## WHAT YOU SHOULD DO
Take the data that follows and retype it word for word.

--- start ---

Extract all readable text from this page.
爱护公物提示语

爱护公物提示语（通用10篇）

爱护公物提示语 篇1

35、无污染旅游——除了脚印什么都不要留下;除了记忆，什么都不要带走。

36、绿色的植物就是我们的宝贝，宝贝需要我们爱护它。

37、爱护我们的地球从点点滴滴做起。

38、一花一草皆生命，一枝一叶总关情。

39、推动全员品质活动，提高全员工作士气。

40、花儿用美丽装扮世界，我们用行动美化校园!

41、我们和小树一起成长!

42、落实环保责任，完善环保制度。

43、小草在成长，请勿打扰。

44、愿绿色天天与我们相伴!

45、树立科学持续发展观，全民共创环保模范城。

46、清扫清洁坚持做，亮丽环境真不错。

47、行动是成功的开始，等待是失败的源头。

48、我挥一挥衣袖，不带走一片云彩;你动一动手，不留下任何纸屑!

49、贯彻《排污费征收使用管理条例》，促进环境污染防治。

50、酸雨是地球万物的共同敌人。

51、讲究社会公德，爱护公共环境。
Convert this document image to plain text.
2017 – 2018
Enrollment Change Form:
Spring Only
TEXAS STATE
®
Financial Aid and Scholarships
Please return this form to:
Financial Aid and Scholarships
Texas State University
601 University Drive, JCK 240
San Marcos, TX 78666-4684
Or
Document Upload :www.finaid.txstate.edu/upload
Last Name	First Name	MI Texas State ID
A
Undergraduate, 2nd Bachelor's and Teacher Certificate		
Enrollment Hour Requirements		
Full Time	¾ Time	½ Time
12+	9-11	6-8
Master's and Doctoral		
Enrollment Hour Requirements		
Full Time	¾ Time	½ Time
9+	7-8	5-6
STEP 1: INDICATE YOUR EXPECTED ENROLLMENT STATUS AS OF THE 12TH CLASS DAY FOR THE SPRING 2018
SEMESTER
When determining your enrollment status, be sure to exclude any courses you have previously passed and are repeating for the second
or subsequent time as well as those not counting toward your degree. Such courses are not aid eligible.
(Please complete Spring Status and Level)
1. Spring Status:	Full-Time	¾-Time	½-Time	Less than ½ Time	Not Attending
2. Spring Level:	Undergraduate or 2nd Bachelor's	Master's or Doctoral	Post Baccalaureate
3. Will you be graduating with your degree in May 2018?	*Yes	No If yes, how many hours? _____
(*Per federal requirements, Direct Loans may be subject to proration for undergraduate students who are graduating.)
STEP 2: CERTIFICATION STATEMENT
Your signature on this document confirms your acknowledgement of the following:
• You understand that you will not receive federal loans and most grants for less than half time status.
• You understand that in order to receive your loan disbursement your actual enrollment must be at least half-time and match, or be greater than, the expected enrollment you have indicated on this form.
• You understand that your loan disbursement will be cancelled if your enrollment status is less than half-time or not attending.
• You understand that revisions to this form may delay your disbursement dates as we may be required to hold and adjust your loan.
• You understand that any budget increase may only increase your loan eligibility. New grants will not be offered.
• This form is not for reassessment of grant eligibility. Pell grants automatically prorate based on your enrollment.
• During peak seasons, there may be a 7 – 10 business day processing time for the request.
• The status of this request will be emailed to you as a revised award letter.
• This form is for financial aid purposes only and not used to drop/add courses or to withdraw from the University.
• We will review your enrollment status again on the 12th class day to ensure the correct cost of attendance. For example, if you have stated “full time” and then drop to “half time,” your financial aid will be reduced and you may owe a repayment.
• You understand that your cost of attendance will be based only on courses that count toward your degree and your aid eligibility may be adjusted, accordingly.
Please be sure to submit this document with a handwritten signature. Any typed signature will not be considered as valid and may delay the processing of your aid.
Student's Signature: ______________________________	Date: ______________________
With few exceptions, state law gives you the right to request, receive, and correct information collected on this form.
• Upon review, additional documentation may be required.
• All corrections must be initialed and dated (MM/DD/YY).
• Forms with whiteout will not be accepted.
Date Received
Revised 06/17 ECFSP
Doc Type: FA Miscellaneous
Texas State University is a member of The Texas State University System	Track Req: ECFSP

--- end ---

## FINAL RESULT
Extract all readable text from this page.
爱护公物提示语

爱护公物提示语（通用10篇）

爱护公物提示语 篇1

35、无污染旅游——除了脚印什么都不要留下;除了记忆，什么都不要带走。

36、绿色的植物就是我们的宝贝，宝贝需要我们爱护它。

37、爱护我们的地球从点点滴滴做起。

38、一花一草皆生命，一枝一叶总关情。

39、推动全员品质活动，提高全员工作士气。

40、花儿用美丽装扮世界，我们用行动美化校园!

41、我们和小树一起成长!

42、落实环保责任，完善环保制度。

43、小草在成长，请勿打扰。

44、愿绿色天天与我们相伴!

45、树立科学持续发展观，全民共创环保模范城。

46、清扫清洁坚持做，亮丽环境真不错。

47、行动是成功的开始，等待是失败的源头。

48、我挥一挥衣袖，不带走一片云彩;你动一动手，不留下任何纸屑!

49、贯彻《排污费征收使用管理条例》，促进环境污染防治。

50、酸雨是地球万物的共同敌人。

51、讲究社会公德，爱护公共环境。
Convert this document image to plain text.
2017 – 2018
Enrollment Change Form:
Spring Only
TEXAS STATE
®
Financial Aid and Scholarships
Please return this form to:
Financial Aid and Scholarships
Texas State University
601 University Drive, JCK 240
San Marcos, TX 78666-4684
Or
Document Upload :www.finaid.txstate.edu/upload
Last Name	First Name	MI Texas State ID
A
Undergraduate, 2nd Bachelor's and Teacher Certificate		
Enrollment Hour Requirements		
Full Time	¾ Time	½ Time
12+	9-11	6-8
Master's and Doctoral		
Enrollment Hour Requirements		
Full Time	¾ Time	½ Time
9+	7-8	5-6
STEP 1: INDICATE YOUR EXPECTED ENROLLMENT STATUS AS OF THE 12TH CLASS DAY FOR THE SPRING 2018
SEMESTER
When determining your enrollment status, be sure to exclude any courses you have previously passed and are repeating for the second
or subsequent time as well as those not counting toward your degree. Such courses are not aid eligible.
(Please complete Spring Status and Level)
1. Spring Status:	Full-Time	¾-Time	½-Time	Less than ½ Time	Not Attending
2. Spring Level:	Undergraduate or 2nd Bachelor's	Master's or Doctoral	Post Baccalaureate
3. Will you be graduating with your degree in May 2018?	*Yes	No If yes, how many hours? _____
(*Per federal requirements, Direct Loans may be subject to proration for undergraduate students who are graduating.)
STEP 2: CERTIFICATION STATEMENT
Your signature on this document confirms your acknowledgement of the following:
• You understand that you will not receive federal loans and most grants for less than half time status.
• You understand that in order to receive your loan disbursement your actual enrollment must be at least half-time and match, or be greater than, the expected enrollment you have indicated on this form.
• You understand that your loan disbursement will be cancelled if your enrollment status is less than half-time or not attending.
• You understand that revisions to this form may delay your disbursement dates as we may be required to hold and adjust your loan.
• You understand that any budget increase may only increase your loan eligibility. New grants will not be offered.
• This form is not for reassessment of grant eligibility. Pell grants automatically prorate based on your enrollment.
• During peak seasons, there may be a 7 – 10 business day processing time for the request.
• The status of this request will be emailed to you as a revised award letter.
• This form is for financial aid purposes only and not used to drop/add courses or to withdraw from the University.
• We will review your enrollment status again on the 12th class day to ensure the correct cost of attendance. For example, if you have stated “full time” and then drop to “half time,” your financial aid will be reduced and you may owe a repayment.
• You understand that your cost of attendance will be based only on courses that count toward your degree and your aid eligibility may be adjusted, accordingly.
Please be sure to submit this document with a handwritten signature. Any typed signature will not be considered as valid and may delay the processing of your aid.
Student's Signature: ______________________________	Date: ______________________
With few exceptions, state law gives you the right to request, receive, and correct information collected on this form.
• Upon review, additional documentation may be required.
• All corrections must be initialed and dated (MM/DD/YY).
• Forms with whiteout will not be accepted.
Date Received
Revised 06/17 ECFSP
Doc Type: FA Miscellaneous
Texas State University is a member of The Texas State University System	Track Req: ECFSP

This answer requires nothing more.